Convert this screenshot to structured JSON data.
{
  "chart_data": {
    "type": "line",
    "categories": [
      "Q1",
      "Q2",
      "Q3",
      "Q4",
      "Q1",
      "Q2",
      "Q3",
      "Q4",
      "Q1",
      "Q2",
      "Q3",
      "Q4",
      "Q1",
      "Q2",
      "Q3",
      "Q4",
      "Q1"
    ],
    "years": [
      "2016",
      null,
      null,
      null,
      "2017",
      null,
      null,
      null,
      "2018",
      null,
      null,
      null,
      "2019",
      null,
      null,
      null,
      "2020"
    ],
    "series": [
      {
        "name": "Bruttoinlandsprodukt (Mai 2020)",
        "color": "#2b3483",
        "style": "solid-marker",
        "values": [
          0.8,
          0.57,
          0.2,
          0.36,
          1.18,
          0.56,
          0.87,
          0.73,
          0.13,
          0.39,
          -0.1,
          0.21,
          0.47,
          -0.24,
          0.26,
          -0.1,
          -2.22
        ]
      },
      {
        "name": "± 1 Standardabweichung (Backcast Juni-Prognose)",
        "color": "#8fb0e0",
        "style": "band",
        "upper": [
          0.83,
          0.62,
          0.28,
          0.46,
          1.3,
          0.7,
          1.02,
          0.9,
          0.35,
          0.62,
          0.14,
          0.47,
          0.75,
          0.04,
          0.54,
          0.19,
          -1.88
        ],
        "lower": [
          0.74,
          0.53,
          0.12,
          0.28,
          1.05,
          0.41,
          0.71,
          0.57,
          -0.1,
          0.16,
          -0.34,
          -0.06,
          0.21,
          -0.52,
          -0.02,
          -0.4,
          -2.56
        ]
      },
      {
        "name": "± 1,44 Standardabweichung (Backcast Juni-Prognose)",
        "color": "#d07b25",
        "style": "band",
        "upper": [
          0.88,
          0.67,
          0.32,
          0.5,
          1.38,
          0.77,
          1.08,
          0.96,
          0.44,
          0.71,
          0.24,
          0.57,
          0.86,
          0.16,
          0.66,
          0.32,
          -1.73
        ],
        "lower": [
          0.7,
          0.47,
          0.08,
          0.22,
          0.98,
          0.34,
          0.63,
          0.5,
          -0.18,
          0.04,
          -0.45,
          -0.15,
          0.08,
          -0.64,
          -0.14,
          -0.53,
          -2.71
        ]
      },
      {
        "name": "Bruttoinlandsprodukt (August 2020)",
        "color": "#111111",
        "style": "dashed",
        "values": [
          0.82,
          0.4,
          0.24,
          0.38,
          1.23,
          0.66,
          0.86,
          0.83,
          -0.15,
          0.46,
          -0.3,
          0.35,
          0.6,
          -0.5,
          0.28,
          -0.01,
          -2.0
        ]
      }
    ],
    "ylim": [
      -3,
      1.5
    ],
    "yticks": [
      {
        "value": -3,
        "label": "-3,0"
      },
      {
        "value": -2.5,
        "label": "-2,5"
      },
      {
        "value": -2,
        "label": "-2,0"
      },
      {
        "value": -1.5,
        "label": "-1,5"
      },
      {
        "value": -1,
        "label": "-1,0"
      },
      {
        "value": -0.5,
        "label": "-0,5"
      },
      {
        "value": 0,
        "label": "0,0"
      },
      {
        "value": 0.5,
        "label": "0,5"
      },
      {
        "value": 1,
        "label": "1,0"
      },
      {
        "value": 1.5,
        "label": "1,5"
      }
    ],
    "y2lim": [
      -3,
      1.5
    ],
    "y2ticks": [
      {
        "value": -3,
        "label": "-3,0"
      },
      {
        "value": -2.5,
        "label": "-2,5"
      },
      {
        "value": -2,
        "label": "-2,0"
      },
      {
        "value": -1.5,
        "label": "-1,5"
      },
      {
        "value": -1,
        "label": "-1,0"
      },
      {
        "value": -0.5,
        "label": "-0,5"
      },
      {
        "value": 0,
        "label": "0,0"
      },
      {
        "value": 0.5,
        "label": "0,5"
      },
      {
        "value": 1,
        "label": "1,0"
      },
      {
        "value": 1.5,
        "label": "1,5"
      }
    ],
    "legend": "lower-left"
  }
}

_EXERCISE_. Every record above should be copied exactly.

_RESULT_.
Convert this screenshot to structured JSON data.
{
  "chart_data": {
    "type": "line",
    "categories": [
      "Q1",
      "Q2",
      "Q3",
      "Q4",
      "Q1",
      "Q2",
      "Q3",
      "Q4",
      "Q1",
      "Q2",
      "Q3",
      "Q4",
      "Q1",
      "Q2",
      "Q3",
      "Q4",
      "Q1"
    ],
    "years": [
      "2016",
      null,
      null,
      null,
      "2017",
      null,
      null,
      null,
      "2018",
      null,
      null,
      null,
      "2019",
      null,
      null,
      null,
      "2020"
    ],
    "series": [
      {
        "name": "Bruttoinlandsprodukt (Mai 2020)",
        "color": "#2b3483",
        "style": "solid-marker",
        "values": [
          0.8,
          0.57,
          0.2,
          0.36,
          1.18,
          0.56,
          0.87,
          0.73,
          0.13,
          0.39,
          -0.1,
          0.21,
          0.47,
          -0.24,
          0.26,
          -0.1,
          -2.22
        ]
      },
      {
        "name": "± 1 Standardabweichung (Backcast Juni-Prognose)",
        "color": "#8fb0e0",
        "style": "band",
        "upper": [
          0.83,
          0.62,
          0.28,
          0.46,
          1.3,
          0.7,
          1.02,
          0.9,
          0.35,
          0.62,
          0.14,
          0.47,
          0.75,
          0.04,
          0.54,
          0.19,
          -1.88
        ],
        "lower": [
          0.74,
          0.53,
          0.12,
          0.28,
          1.05,
          0.41,
          0.71,
          0.57,
          -0.1,
          0.16,
          -0.34,
          -0.06,
          0.21,
          -0.52,
          -0.02,
          -0.4,
          -2.56
        ]
      },
      {
        "name": "± 1,44 Standardabweichung (Backcast Juni-Prognose)",
        "color": "#d07b25",
        "style": "band",
        "upper": [
          0.88,
          0.67,
          0.32,
          0.5,
          1.38,
          0.77,
          1.08,
          0.96,
          0.44,
          0.71,
          0.24,
          0.57,
          0.86,
          0.16,
          0.66,
          0.32,
          -1.73
        ],
        "lower": [
          0.7,
          0.47,
          0.08,
          0.22,
          0.98,
          0.34,
          0.63,
          0.5,
          -0.18,
          0.04,
          -0.45,
          -0.15,
          0.08,
          -0.64,
          -0.14,
          -0.53,
          -2.71
        ]
      },
      {
        "name": "Bruttoinlandsprodukt (August 2020)",
        "color": "#111111",
        "style": "dashed",
        "values": [
          0.82,
          0.4,
          0.24,
          0.38,
          1.23,
          0.66,
          0.86,
          0.83,
          -0.15,
          0.46,
          -0.3,
          0.35,
          0.6,
          -0.5,
          0.28,
          -0.01,
          -2.0
        ]
      }
    ],
    "ylim": [
      -3,
      1.5
    ],
    "yticks": [
      {
        "value": -3,
        "label": "-3,0"
      },
      {
        "value": -2.5,
        "label": "-2,5"
      },
      {
        "value": -2,
        "label": "-2,0"
      },
      {
        "value": -1.5,
        "label": "-1,5"
      },
      {
        "value": -1,
        "label": "-1,0"
      },
      {
        "value": -0.5,
        "label": "-0,5"
      },
      {
        "value": 0,
        "label": "0,0"
      },
      {
        "value": 0.5,
        "label": "0,5"
      },
      {
        "value": 1,
        "label": "1,0"
      },
      {
        "value": 1.5,
        "label": "1,5"
      }
    ],
    "y2lim": [
      -3,
      1.5
    ],
    "y2ticks": [
      {
        "value": -3,
        "label": "-3,0"
      },
      {
        "value": -2.5,
        "label": "-2,5"
      },
      {
        "value": -2,
        "label": "-2,0"
      },
      {
        "value": -1.5,
        "label": "-1,5"
      },
      {
        "value": -1,
        "label": "-1,0"
      },
      {
        "value": -0.5,
        "label": "-0,5"
      },
      {
        "value": 0,
        "label": "0,0"
      },
      {
        "value": 0.5,
        "label": "0,5"
      },
      {
        "value": 1,
        "label": "1,0"
      },
      {
        "value": 1.5,
        "label": "1,5"
      }
    ],
    "legend": "lower-left"
  }
}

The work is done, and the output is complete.